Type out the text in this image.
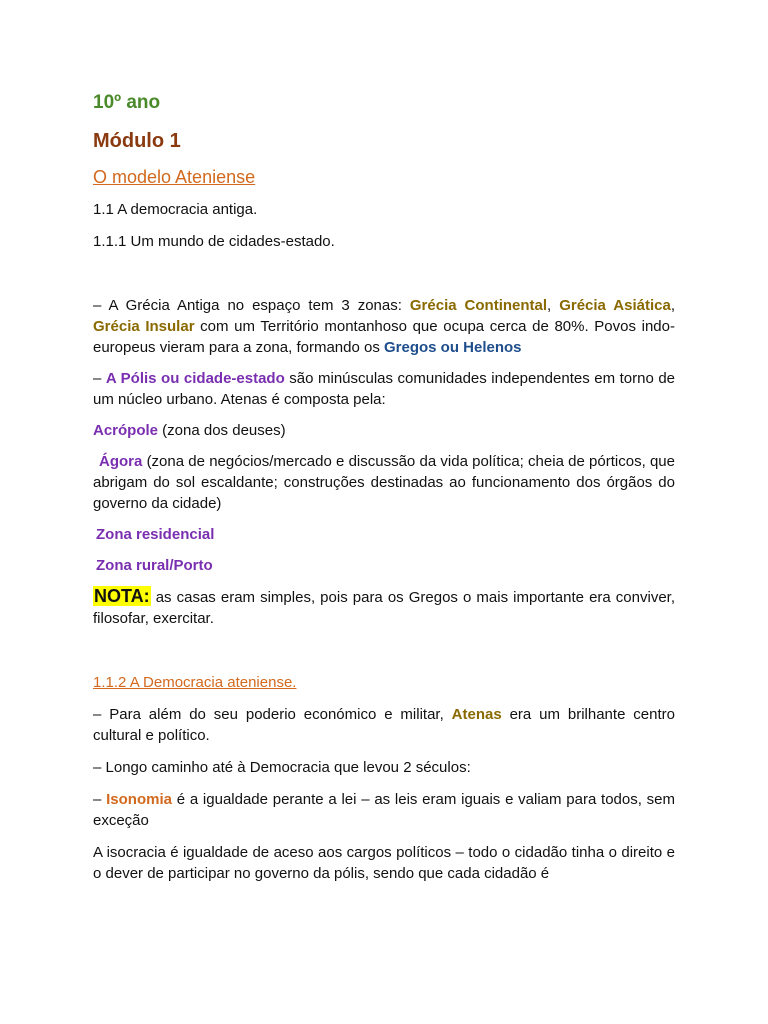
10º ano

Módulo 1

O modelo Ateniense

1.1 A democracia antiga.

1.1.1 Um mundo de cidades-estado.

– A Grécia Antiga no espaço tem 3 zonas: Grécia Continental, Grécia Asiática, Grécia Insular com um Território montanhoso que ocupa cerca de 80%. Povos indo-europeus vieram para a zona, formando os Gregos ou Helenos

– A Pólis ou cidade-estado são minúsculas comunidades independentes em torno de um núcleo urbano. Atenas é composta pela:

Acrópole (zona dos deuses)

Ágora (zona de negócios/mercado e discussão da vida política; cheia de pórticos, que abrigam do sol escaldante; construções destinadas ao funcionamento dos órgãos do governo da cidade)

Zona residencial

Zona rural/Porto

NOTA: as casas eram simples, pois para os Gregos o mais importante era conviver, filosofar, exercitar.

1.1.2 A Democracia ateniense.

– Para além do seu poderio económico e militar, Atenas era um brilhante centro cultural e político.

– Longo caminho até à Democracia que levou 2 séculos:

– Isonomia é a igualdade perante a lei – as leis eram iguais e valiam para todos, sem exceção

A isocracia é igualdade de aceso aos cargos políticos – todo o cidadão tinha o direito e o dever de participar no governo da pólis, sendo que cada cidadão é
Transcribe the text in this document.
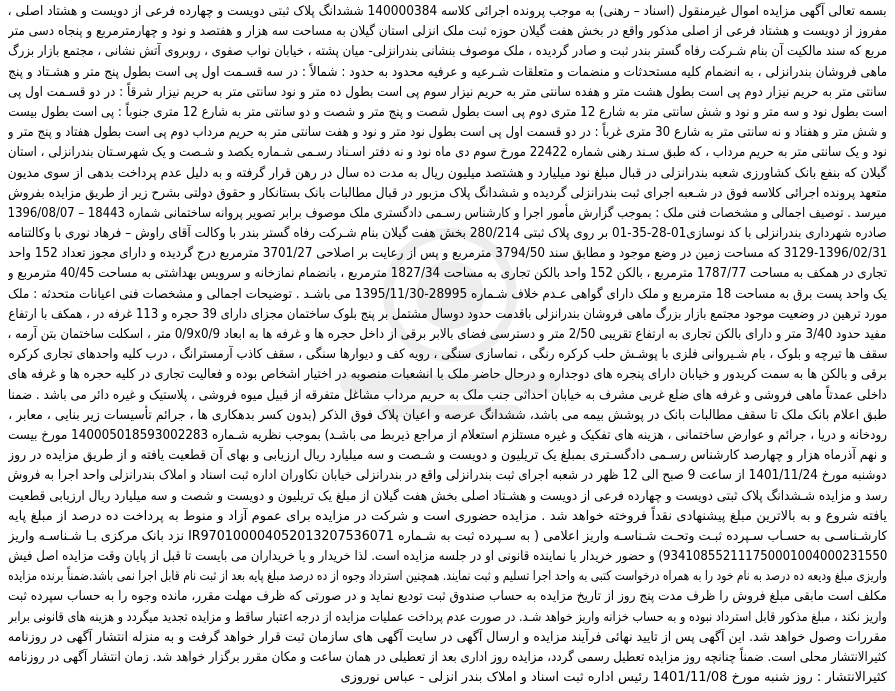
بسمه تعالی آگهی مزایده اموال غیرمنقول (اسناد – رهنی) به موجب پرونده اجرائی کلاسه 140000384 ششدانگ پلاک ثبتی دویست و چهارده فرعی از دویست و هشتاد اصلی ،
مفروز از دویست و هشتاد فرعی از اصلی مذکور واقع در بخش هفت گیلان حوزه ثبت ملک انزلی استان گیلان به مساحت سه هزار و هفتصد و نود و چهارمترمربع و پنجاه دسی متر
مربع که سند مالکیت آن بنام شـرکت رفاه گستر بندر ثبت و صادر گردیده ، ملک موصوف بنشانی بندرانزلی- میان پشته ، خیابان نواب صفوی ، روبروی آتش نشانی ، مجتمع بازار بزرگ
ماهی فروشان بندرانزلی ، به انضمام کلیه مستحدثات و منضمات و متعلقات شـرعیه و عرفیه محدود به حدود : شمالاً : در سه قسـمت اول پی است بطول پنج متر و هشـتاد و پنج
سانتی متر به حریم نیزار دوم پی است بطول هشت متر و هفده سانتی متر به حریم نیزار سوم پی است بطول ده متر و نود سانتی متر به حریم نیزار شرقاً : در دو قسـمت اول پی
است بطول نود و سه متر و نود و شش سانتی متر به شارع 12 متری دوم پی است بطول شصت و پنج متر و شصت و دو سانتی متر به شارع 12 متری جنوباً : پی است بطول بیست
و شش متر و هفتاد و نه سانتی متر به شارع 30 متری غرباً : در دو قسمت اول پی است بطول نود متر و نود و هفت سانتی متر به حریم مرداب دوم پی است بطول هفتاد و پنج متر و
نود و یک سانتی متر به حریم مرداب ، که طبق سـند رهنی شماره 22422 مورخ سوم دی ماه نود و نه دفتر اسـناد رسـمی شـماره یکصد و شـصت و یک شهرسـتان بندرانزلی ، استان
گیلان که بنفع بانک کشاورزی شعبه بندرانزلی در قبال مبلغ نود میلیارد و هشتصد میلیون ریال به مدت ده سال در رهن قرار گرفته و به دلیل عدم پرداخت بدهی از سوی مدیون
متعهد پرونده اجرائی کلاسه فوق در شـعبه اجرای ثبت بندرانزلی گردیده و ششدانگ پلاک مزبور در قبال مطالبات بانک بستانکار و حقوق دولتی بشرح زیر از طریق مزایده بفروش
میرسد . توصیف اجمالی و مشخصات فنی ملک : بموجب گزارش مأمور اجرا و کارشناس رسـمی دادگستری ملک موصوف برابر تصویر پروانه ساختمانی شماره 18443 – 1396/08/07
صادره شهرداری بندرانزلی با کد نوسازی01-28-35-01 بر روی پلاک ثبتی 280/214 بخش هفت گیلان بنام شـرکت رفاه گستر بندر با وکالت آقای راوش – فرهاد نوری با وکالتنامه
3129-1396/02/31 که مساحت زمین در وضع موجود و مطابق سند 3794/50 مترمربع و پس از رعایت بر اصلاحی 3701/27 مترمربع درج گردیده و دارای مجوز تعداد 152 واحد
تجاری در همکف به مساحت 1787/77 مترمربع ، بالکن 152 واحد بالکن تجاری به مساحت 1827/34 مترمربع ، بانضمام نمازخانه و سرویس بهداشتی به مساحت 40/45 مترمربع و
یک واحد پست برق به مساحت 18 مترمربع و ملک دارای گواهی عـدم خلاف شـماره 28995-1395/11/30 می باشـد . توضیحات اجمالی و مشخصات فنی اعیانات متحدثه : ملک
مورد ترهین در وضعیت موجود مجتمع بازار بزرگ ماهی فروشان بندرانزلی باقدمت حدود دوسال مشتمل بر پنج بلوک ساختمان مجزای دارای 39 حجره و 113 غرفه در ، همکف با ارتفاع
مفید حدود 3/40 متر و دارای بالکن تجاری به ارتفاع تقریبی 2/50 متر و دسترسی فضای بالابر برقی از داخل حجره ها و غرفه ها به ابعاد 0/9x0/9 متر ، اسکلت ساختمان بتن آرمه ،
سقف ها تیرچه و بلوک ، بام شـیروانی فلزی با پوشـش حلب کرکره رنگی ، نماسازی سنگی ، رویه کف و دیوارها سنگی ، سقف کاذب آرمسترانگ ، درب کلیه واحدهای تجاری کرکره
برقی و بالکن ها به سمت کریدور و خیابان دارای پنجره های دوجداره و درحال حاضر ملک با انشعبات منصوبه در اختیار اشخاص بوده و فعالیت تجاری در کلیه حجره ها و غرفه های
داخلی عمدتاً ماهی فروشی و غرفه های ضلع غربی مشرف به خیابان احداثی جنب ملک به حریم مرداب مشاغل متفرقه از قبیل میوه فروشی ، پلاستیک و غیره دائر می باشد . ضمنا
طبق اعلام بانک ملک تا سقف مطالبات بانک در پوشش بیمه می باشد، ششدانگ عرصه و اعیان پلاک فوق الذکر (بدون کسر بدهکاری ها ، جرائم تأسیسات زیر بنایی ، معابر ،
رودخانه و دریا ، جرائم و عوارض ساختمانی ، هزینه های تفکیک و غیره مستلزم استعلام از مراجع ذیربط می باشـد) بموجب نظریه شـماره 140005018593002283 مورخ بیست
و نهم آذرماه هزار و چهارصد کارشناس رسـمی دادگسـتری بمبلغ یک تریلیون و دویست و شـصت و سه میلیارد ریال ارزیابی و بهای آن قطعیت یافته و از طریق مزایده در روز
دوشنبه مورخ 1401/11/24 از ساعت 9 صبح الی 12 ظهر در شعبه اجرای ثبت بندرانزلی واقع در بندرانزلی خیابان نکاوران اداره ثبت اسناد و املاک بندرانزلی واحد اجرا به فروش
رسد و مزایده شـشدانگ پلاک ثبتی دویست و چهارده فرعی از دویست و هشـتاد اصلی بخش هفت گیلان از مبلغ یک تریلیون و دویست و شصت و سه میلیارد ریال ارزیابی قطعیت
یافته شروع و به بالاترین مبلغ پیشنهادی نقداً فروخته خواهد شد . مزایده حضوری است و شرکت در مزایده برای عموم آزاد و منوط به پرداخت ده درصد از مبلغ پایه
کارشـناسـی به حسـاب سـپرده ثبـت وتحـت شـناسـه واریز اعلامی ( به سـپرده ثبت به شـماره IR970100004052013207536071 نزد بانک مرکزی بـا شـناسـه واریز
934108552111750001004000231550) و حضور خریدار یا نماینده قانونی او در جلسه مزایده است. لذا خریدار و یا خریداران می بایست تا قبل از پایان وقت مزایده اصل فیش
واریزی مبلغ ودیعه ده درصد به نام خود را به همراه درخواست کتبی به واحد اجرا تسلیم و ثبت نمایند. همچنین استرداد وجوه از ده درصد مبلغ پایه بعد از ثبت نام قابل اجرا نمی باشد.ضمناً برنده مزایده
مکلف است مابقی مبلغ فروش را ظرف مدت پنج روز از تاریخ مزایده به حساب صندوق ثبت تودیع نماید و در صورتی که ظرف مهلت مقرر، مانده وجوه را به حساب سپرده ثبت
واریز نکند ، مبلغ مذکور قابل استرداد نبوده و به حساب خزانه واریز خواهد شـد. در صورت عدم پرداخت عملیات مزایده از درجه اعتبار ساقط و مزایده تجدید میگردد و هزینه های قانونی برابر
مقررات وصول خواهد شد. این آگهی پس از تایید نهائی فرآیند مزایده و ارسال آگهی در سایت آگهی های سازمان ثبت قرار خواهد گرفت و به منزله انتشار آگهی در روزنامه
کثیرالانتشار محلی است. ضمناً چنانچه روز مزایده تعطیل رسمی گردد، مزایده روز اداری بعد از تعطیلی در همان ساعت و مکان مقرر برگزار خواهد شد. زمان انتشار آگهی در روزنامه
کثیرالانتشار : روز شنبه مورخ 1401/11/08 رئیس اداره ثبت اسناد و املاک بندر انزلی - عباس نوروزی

┄┄┄┄┄┄

- [CHALLENGE] In the entries above, find every line with the word "آگهی" and list it.

- [SOLUTION BELOW]
بسمه تعالی آگهی مزایده اموال غیرمنقول (اسناد – رهنی) به موجب پرونده اجرائی کلاسه 140000384 ششدانگ پلاک ثبتی دویست و چهارده فرعی از دویست و هشتاد اصلی ،
مقررات وصول خواهد شد. این آگهی پس از تایید نهائی فرآیند مزایده و ارسال آگهی در سایت آگهی های سازمان ثبت قرار خواهد گرفت و به منزله انتشار آگهی در روزنامه
کثیرالانتشار محلی است. ضمناً چنانچه روز مزایده تعطیل رسمی گردد، مزایده روز اداری بعد از تعطیلی در همان ساعت و مکان مقرر برگزار خواهد شد. زمان انتشار آگهی در روزنامه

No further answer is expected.